Extract all lines from the data beneath that include the word "caption".

### ENTRIES SUPPLIED

────────────────────────────────────────

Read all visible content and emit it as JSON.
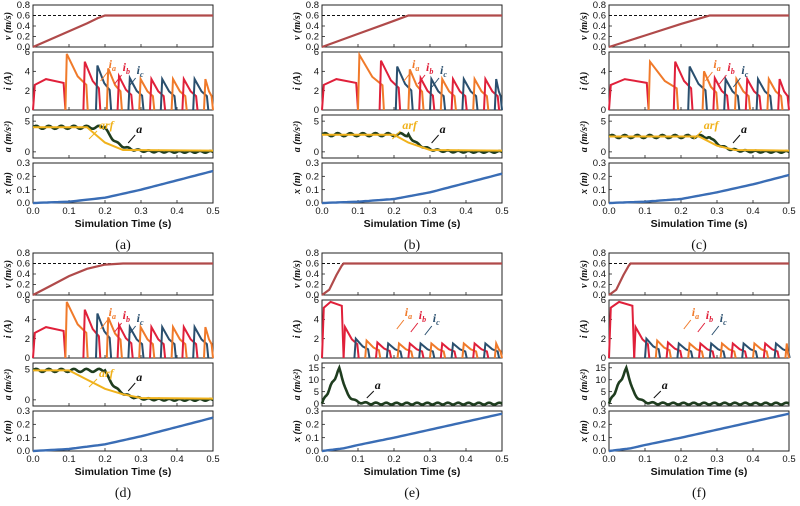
{
  "figure": {
    "ylabels": {
      "v": "v (m/s)",
      "i": "i (A)",
      "a": "a (m/s²)",
      "x": "x (m)"
    },
    "xlabel": "Simulation Time (s)",
    "colors": {
      "v": "#b04a4a",
      "x": "#3a6db5",
      "acc": "#1f3d1f",
      "arf": "#f0b21c",
      "ia": "#f07a2a",
      "ib": "#e0203a",
      "ic": "#2a4f6e"
    }
  },
  "chart_data": [
    {
      "type": "line",
      "caption": "(a)",
      "phase_time": 0.2,
      "arf_level": 4.0,
      "xlim": [
        0,
        0.5
      ],
      "xticks": [
        0.0,
        0.1,
        0.2,
        0.3,
        0.4,
        0.5
      ],
      "v": {
        "ylim": [
          0,
          0.8
        ],
        "yticks": [
          0.0,
          0.2,
          0.4,
          0.6,
          0.8
        ],
        "reference": 0.6,
        "series": [
          {
            "x": [
              0,
              0.05,
              0.1,
              0.15,
              0.18,
              0.2,
              0.5
            ],
            "y": [
              0,
              0.15,
              0.3,
              0.45,
              0.55,
              0.6,
              0.6
            ]
          }
        ]
      },
      "i": {
        "ylim": [
          0,
          6
        ],
        "yticks": [
          0,
          2,
          4,
          6
        ],
        "labels": [
          "ia",
          "ib",
          "ic"
        ],
        "pulses_t": [
          0.09,
          0.14,
          0.175,
          0.205,
          0.235,
          0.265,
          0.295,
          0.325,
          0.355,
          0.385,
          0.415,
          0.445,
          0.475
        ],
        "pulses_peak": [
          5.8,
          5.0,
          4.6,
          4.3,
          3.5,
          3.3,
          3.2,
          3.2,
          3.2,
          3.2,
          3.2,
          3.2,
          3.2
        ]
      },
      "a": {
        "ylim": [
          -1,
          6
        ],
        "yticks": [
          0,
          5
        ],
        "labels": [
          "arf",
          "a"
        ],
        "arf": {
          "x": [
            0,
            0.15,
            0.2,
            0.25,
            0.5
          ],
          "y": [
            4.0,
            4.0,
            1.5,
            0.3,
            0.2
          ]
        }
      },
      "x": {
        "ylim": [
          0,
          0.3
        ],
        "yticks": [
          0.0,
          0.1,
          0.2,
          0.3
        ],
        "series": [
          {
            "x": [
              0,
              0.1,
              0.2,
              0.3,
              0.4,
              0.5
            ],
            "y": [
              0,
              0.01,
              0.04,
              0.1,
              0.17,
              0.24
            ]
          }
        ]
      }
    },
    {
      "type": "line",
      "caption": "(b)",
      "phase_time": 0.24,
      "arf_level": 2.8,
      "xlim": [
        0,
        0.5
      ],
      "xticks": [
        0.0,
        0.1,
        0.2,
        0.3,
        0.4,
        0.5
      ],
      "v": {
        "ylim": [
          0,
          0.8
        ],
        "yticks": [
          0.0,
          0.2,
          0.4,
          0.6,
          0.8
        ],
        "reference": 0.6,
        "series": [
          {
            "x": [
              0,
              0.1,
              0.2,
              0.24,
              0.5
            ],
            "y": [
              0,
              0.25,
              0.5,
              0.6,
              0.6
            ]
          }
        ]
      },
      "i": {
        "ylim": [
          0,
          6
        ],
        "yticks": [
          0,
          2,
          4,
          6
        ],
        "labels": [
          "ia",
          "ib",
          "ic"
        ],
        "pulses_t": [
          0.1,
          0.16,
          0.205,
          0.24,
          0.27,
          0.3,
          0.33,
          0.36,
          0.39,
          0.42,
          0.45,
          0.48
        ],
        "pulses_peak": [
          5.7,
          5.1,
          4.5,
          4.2,
          3.3,
          3.2,
          3.2,
          3.2,
          3.2,
          3.2,
          3.2,
          3.2
        ]
      },
      "a": {
        "ylim": [
          -1,
          6
        ],
        "yticks": [
          0,
          5
        ],
        "labels": [
          "arf",
          "a"
        ],
        "arf": {
          "x": [
            0,
            0.2,
            0.24,
            0.3,
            0.5
          ],
          "y": [
            2.8,
            2.8,
            1.5,
            0.3,
            0.2
          ]
        }
      },
      "x": {
        "ylim": [
          0,
          0.3
        ],
        "yticks": [
          0.0,
          0.1,
          0.2,
          0.3
        ],
        "series": [
          {
            "x": [
              0,
              0.1,
              0.2,
              0.3,
              0.4,
              0.5
            ],
            "y": [
              0,
              0.01,
              0.03,
              0.08,
              0.15,
              0.22
            ]
          }
        ]
      }
    },
    {
      "type": "line",
      "caption": "(c)",
      "phase_time": 0.28,
      "arf_level": 2.5,
      "xlim": [
        0,
        0.5
      ],
      "xticks": [
        0.0,
        0.1,
        0.2,
        0.3,
        0.4,
        0.5
      ],
      "v": {
        "ylim": [
          0,
          0.8
        ],
        "yticks": [
          0.0,
          0.2,
          0.4,
          0.6,
          0.8
        ],
        "reference": 0.6,
        "series": [
          {
            "x": [
              0,
              0.1,
              0.2,
              0.28,
              0.5
            ],
            "y": [
              0,
              0.22,
              0.44,
              0.6,
              0.6
            ]
          }
        ]
      },
      "i": {
        "ylim": [
          0,
          6
        ],
        "yticks": [
          0,
          2,
          4,
          6
        ],
        "labels": [
          "ia",
          "ib",
          "ic"
        ],
        "pulses_t": [
          0.11,
          0.18,
          0.22,
          0.26,
          0.29,
          0.32,
          0.35,
          0.38,
          0.41,
          0.44,
          0.47
        ],
        "pulses_peak": [
          5.0,
          5.0,
          4.5,
          4.0,
          3.3,
          3.2,
          3.2,
          3.2,
          3.2,
          3.2,
          3.2
        ]
      },
      "a": {
        "ylim": [
          -1,
          6
        ],
        "yticks": [
          0,
          5
        ],
        "labels": [
          "arf",
          "a"
        ],
        "arf": {
          "x": [
            0,
            0.25,
            0.3,
            0.35,
            0.5
          ],
          "y": [
            2.5,
            2.5,
            1.0,
            0.3,
            0.2
          ]
        }
      },
      "x": {
        "ylim": [
          0,
          0.3
        ],
        "yticks": [
          0.0,
          0.1,
          0.2,
          0.3
        ],
        "series": [
          {
            "x": [
              0,
              0.1,
              0.2,
              0.3,
              0.4,
              0.5
            ],
            "y": [
              0,
              0.01,
              0.03,
              0.08,
              0.14,
              0.21
            ]
          }
        ]
      }
    },
    {
      "type": "line",
      "caption": "(d)",
      "phase_time": 0.2,
      "arf_level": 4.8,
      "xlim": [
        0,
        0.5
      ],
      "xticks": [
        0.0,
        0.1,
        0.2,
        0.3,
        0.4,
        0.5
      ],
      "v": {
        "ylim": [
          0,
          0.8
        ],
        "yticks": [
          0.0,
          0.2,
          0.4,
          0.6,
          0.8
        ],
        "reference": 0.6,
        "series": [
          {
            "x": [
              0,
              0.05,
              0.1,
              0.15,
              0.2,
              0.25,
              0.5
            ],
            "y": [
              0,
              0.18,
              0.36,
              0.5,
              0.58,
              0.6,
              0.6
            ]
          }
        ]
      },
      "i": {
        "ylim": [
          0,
          6
        ],
        "yticks": [
          0,
          2,
          4,
          6
        ],
        "labels": [
          "ia",
          "ib",
          "ic"
        ],
        "pulses_t": [
          0.09,
          0.14,
          0.175,
          0.205,
          0.235,
          0.265,
          0.295,
          0.325,
          0.355,
          0.385,
          0.415,
          0.445,
          0.475
        ],
        "pulses_peak": [
          5.8,
          5.0,
          4.6,
          4.2,
          3.4,
          3.2,
          3.2,
          3.2,
          3.2,
          3.2,
          3.2,
          3.2,
          3.2
        ]
      },
      "a": {
        "ylim": [
          -1,
          6
        ],
        "yticks": [
          0,
          5
        ],
        "labels": [
          "arf",
          "a"
        ],
        "arf": {
          "x": [
            0,
            0.1,
            0.15,
            0.2,
            0.25,
            0.3,
            0.5
          ],
          "y": [
            4.8,
            4.8,
            3.3,
            1.8,
            0.9,
            0.3,
            0.2
          ]
        }
      },
      "x": {
        "ylim": [
          0,
          0.3
        ],
        "yticks": [
          0.0,
          0.1,
          0.2,
          0.3
        ],
        "series": [
          {
            "x": [
              0,
              0.1,
              0.2,
              0.3,
              0.4,
              0.5
            ],
            "y": [
              0,
              0.015,
              0.05,
              0.11,
              0.18,
              0.25
            ]
          }
        ]
      }
    },
    {
      "type": "line",
      "caption": "(e)",
      "phase_time": 0.06,
      "arf_level": null,
      "xlim": [
        0,
        0.5
      ],
      "xticks": [
        0.0,
        0.1,
        0.2,
        0.3,
        0.4,
        0.5
      ],
      "v": {
        "ylim": [
          0,
          0.8
        ],
        "yticks": [
          0.0,
          0.2,
          0.4,
          0.6,
          0.8
        ],
        "reference": 0.6,
        "series": [
          {
            "x": [
              0,
              0.02,
              0.04,
              0.055,
              0.06,
              0.5
            ],
            "y": [
              0,
              0.1,
              0.38,
              0.56,
              0.6,
              0.6
            ]
          }
        ]
      },
      "i": {
        "ylim": [
          0,
          6
        ],
        "yticks": [
          0,
          2,
          4,
          6
        ],
        "labels": [
          "ia",
          "ib",
          "ic"
        ],
        "pulses_t": [
          0.06,
          0.09,
          0.12,
          0.15,
          0.18,
          0.21,
          0.24,
          0.27,
          0.3,
          0.33,
          0.36,
          0.39,
          0.42,
          0.45,
          0.48
        ],
        "pulses_peak": [
          3.2,
          2.0,
          1.8,
          1.6,
          1.5,
          1.5,
          1.5,
          1.5,
          1.5,
          1.5,
          1.5,
          1.5,
          1.5,
          1.5,
          1.5
        ]
      },
      "a": {
        "ylim": [
          -1,
          17
        ],
        "yticks": [
          0,
          5,
          10,
          15
        ],
        "labels": [
          "a"
        ],
        "arf": null
      },
      "x": {
        "ylim": [
          0,
          0.3
        ],
        "yticks": [
          0.0,
          0.1,
          0.2,
          0.3
        ],
        "series": [
          {
            "x": [
              0,
              0.06,
              0.1,
              0.2,
              0.3,
              0.4,
              0.5
            ],
            "y": [
              0,
              0.02,
              0.045,
              0.1,
              0.16,
              0.22,
              0.28
            ]
          }
        ]
      }
    },
    {
      "type": "line",
      "caption": "(f)",
      "phase_time": 0.06,
      "arf_level": null,
      "xlim": [
        0,
        0.5
      ],
      "xticks": [
        0.0,
        0.1,
        0.2,
        0.3,
        0.4,
        0.5
      ],
      "v": {
        "ylim": [
          0,
          0.8
        ],
        "yticks": [
          0.0,
          0.2,
          0.4,
          0.6,
          0.8
        ],
        "reference": 0.6,
        "series": [
          {
            "x": [
              0,
              0.02,
              0.04,
              0.055,
              0.06,
              0.5
            ],
            "y": [
              0,
              0.1,
              0.38,
              0.56,
              0.6,
              0.6
            ]
          }
        ]
      },
      "i": {
        "ylim": [
          0,
          6
        ],
        "yticks": [
          0,
          2,
          4,
          6
        ],
        "labels": [
          "ia",
          "ib",
          "ic"
        ],
        "pulses_t": [
          0.07,
          0.1,
          0.13,
          0.16,
          0.19,
          0.22,
          0.25,
          0.28,
          0.31,
          0.34,
          0.37,
          0.4,
          0.43,
          0.46,
          0.49
        ],
        "pulses_peak": [
          3.2,
          2.0,
          1.8,
          1.6,
          1.5,
          1.5,
          1.5,
          1.5,
          1.5,
          1.5,
          1.5,
          1.5,
          1.5,
          1.5,
          1.5
        ]
      },
      "a": {
        "ylim": [
          -1,
          17
        ],
        "yticks": [
          0,
          5,
          10,
          15
        ],
        "labels": [
          "a"
        ],
        "arf": null
      },
      "x": {
        "ylim": [
          0,
          0.3
        ],
        "yticks": [
          0.0,
          0.1,
          0.2,
          0.3
        ],
        "series": [
          {
            "x": [
              0,
              0.06,
              0.1,
              0.2,
              0.3,
              0.4,
              0.5
            ],
            "y": [
              0,
              0.02,
              0.045,
              0.1,
              0.16,
              0.22,
              0.28
            ]
          }
        ]
      }
    }
  ]
}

────────────────────────────────────────

### REPLY TO THE EXERCISE
      "caption": "(a)",
      "caption": "(b)",
      "caption": "(c)",
      "caption": "(d)",
      "caption": "(e)",
      "caption": "(f)",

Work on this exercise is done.